— The request —
Gather the lines that hold the string "symbol".

— Record list —
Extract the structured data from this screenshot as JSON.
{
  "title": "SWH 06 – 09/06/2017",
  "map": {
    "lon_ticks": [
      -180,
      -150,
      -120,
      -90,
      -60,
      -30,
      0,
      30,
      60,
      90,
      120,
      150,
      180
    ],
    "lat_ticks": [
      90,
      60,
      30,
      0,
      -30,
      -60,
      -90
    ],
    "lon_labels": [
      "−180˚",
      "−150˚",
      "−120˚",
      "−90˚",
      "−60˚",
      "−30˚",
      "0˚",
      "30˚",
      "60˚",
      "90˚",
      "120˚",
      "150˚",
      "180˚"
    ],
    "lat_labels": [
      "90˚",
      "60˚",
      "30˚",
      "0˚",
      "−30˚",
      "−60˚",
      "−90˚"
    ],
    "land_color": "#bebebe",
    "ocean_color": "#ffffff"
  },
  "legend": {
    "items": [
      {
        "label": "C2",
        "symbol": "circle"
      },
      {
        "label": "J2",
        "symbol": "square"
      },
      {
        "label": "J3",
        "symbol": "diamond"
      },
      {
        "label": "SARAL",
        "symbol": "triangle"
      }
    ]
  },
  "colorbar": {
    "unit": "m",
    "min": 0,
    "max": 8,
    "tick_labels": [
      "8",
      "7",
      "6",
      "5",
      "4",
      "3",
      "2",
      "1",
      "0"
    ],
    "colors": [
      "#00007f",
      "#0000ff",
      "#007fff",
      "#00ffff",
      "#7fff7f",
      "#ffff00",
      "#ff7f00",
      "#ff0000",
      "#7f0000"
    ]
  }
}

— Response to this task —
        "symbol": "circle"
        "symbol": "square"
        "symbol": "diamond"
        "symbol": "triangle"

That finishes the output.